### Instruction
Extract and list every line that contains the word "color".

#### Supplied material ####

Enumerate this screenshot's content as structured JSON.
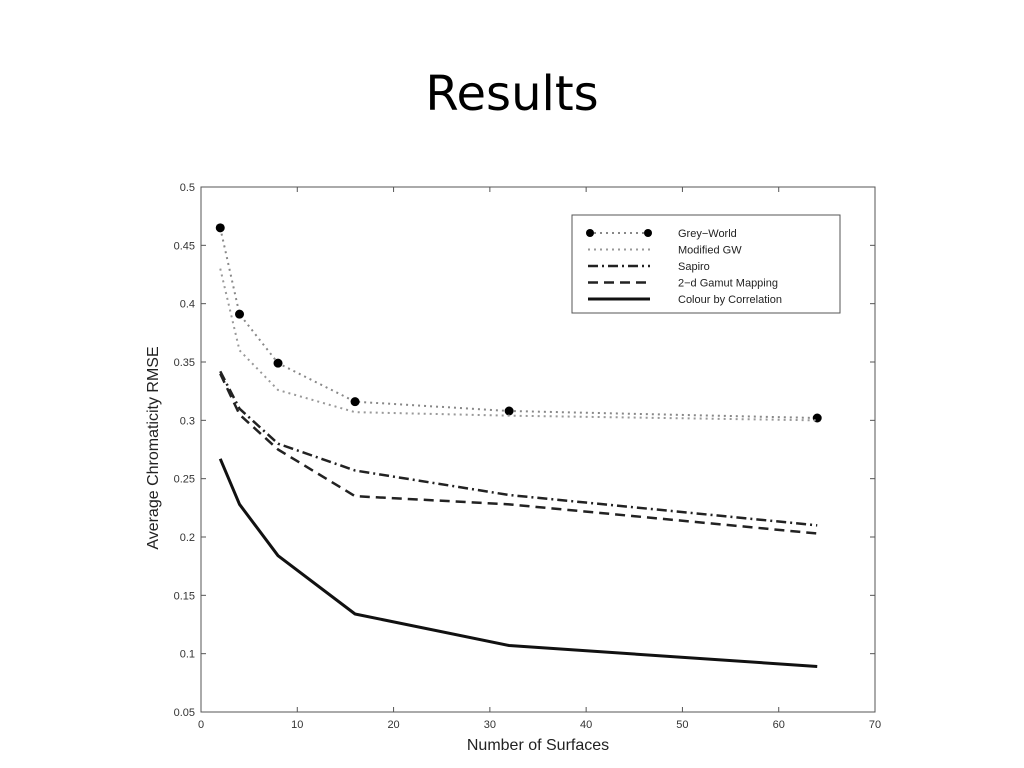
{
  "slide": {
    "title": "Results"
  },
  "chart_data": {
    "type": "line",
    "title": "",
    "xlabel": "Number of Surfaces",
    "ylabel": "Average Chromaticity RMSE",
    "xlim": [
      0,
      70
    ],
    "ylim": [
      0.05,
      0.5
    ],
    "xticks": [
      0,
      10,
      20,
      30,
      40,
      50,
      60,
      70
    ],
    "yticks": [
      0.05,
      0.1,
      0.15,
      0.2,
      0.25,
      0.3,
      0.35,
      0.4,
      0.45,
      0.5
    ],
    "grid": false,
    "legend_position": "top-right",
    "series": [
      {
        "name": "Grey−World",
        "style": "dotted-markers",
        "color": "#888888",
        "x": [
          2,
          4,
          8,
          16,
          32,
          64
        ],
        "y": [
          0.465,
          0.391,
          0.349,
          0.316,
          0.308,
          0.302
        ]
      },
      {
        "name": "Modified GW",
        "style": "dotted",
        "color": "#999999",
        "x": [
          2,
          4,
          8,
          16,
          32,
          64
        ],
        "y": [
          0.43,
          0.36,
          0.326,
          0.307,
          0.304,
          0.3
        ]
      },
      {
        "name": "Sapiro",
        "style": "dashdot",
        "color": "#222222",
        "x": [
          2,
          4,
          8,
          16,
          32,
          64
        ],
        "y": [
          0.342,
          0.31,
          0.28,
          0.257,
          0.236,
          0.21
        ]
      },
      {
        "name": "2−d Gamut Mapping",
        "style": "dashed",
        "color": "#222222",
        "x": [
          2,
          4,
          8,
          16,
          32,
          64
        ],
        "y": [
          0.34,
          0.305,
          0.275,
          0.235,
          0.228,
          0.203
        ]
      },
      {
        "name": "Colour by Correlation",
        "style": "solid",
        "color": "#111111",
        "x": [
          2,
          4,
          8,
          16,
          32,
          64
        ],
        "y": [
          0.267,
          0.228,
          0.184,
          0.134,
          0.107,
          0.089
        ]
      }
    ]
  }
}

####

### Solution to the exercise
        "color": "#888888",
        "color": "#999999",
        "color": "#222222",
        "color": "#222222",
        "color": "#111111",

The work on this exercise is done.